Document passage =>
● ● ● ● ●
Niall Williams’s History of the Rain and the Book Group

Niall Williams, History of the Rain (Bloomsbury 2014)

Before the meeting: I fell in love with this book at the first paragraph:

The longer my father lived in this world the more he knew there was another to come. It was not that he thought this world beyond saving, although in darkness I suppose there was some of that, but rather that he imagined there must be a finer one where God corrected His mistakes and men and women lived in the second draft of Creation and did not know despair.

That’s nineteen-year-old Ruth Swain, whose mother is a MacCarroll, writing from her sickbed in a book-filled room at the top of a house in the tiny Irish village of Faha, where it has been raining for centuries.

Ruth has inherited her father’s vast library and her head is filled with the books she has read while sick, especially the novels of Dickens. As she tells us the story of her family – her grandparents Irish and English, her mother Mary, her father Virgil and her twin brother Aeneas whom everyone calls Aeny – her prose bristles with references to those books, usually taking the intertextuality to a comic extreme by naming the book’s publisher, date of publication, and its number on her father’s shelves. Her style, as she is told by a schoolteacher who visits her, is ‘a bit Extreme’:

I am that anachronism, a book-reader, and from this my writing has developed Eccentric Superabundance of Style, Alarming Borrowings, Erratic Fluctuations, and I Must lose my tendency to Capitalisation.

Her narrative is indeed eccentric, alarming, erratic, and overflowing with Irish charm. I totally believed in her – so much so that when I reached the Acknowledgements at the end of the story and read Niall Williams speaking in his own voice it was like coming down to earth with a thud.

Ruth’s father is a poet. We don’t get to read a single line written by him, but – in striking contrast to the poet mother in Edwina Preston’s Bad Art Mother (my blog post here) – we have total confidence in his creative process. Here’s a little of the description of the moment when he first begins to create poems, when he is ‘brimming’ after the birth of his children:

There were no words at first. At first there was a kind of beat and hum that was in his blood or in the river and he discovered how somewhere in his inner ear, a pulsing of its own, a kind of pre-language that at first he wasn’t even aware he was sounding. It was release. It was where the brimming spilled, in sound. To say he hummed is not right. Because you’ll suppose a tune or tunefulness and there was none, just a dull droning inside him.
● ● ● ● ●
(Stored entries)
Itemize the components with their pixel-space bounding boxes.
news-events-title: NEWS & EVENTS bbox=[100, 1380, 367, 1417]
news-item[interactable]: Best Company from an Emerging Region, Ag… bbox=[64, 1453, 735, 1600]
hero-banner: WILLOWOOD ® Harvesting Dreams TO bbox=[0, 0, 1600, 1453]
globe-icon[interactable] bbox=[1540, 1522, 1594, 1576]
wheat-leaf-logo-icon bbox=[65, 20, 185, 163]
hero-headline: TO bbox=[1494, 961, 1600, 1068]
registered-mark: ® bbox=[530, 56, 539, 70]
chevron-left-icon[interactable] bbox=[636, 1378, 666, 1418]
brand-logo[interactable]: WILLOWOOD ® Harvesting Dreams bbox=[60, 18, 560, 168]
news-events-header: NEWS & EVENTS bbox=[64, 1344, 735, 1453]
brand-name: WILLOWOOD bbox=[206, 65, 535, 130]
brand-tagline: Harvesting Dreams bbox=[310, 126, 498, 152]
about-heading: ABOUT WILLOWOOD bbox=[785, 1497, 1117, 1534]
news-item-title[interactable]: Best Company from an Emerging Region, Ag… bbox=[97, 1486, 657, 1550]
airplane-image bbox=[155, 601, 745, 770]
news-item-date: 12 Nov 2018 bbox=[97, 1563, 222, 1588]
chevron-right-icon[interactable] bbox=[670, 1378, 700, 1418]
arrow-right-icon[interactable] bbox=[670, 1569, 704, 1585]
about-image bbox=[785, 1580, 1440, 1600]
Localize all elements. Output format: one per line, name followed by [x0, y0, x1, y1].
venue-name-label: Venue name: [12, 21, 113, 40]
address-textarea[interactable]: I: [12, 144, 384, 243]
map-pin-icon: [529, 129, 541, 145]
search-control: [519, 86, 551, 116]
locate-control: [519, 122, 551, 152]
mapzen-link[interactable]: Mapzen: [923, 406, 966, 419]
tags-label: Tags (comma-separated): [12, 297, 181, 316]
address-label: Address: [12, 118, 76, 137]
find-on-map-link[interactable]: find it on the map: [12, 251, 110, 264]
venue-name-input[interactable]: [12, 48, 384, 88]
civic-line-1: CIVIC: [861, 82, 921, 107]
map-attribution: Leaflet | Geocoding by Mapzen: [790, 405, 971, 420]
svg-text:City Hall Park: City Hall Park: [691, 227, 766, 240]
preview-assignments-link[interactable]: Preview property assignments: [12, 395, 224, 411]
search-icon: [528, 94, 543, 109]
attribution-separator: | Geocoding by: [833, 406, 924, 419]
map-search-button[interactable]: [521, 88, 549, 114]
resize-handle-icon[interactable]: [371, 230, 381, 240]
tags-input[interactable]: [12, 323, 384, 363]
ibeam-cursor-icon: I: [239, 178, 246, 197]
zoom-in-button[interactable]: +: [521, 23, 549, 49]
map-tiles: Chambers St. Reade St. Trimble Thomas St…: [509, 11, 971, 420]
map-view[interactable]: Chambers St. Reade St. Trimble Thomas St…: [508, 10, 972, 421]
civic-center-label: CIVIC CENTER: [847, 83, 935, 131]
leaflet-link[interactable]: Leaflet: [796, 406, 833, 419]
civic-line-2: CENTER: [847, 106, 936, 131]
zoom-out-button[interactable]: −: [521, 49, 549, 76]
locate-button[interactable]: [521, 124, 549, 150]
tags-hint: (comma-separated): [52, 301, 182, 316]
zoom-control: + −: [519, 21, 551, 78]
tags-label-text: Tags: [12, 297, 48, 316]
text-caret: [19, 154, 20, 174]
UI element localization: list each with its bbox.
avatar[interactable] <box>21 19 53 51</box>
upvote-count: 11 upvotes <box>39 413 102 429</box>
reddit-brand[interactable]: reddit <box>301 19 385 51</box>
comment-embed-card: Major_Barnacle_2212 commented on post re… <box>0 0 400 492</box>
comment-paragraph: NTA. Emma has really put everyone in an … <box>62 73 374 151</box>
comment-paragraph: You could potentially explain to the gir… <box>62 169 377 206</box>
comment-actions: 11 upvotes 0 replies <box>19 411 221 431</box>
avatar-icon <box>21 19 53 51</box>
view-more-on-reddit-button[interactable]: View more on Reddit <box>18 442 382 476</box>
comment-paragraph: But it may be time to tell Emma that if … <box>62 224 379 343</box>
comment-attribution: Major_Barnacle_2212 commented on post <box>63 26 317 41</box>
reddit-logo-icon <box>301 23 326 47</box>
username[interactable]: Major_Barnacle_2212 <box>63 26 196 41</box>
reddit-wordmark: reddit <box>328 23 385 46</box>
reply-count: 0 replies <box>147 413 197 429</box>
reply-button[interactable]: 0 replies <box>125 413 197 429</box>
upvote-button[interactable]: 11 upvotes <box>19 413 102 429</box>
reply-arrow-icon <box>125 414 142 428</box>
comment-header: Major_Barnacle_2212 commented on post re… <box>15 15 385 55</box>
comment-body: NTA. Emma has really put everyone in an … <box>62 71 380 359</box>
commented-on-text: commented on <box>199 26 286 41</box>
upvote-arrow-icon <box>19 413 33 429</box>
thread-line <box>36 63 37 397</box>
● ● ● ● ●
Instructions to follow =>
In the passage on History of the Rain, what do Ruth's family call her twin brother Aeneas? Rely only on the text about History of the Rain; the listing is not needed here.

Exercise result =>
Aeny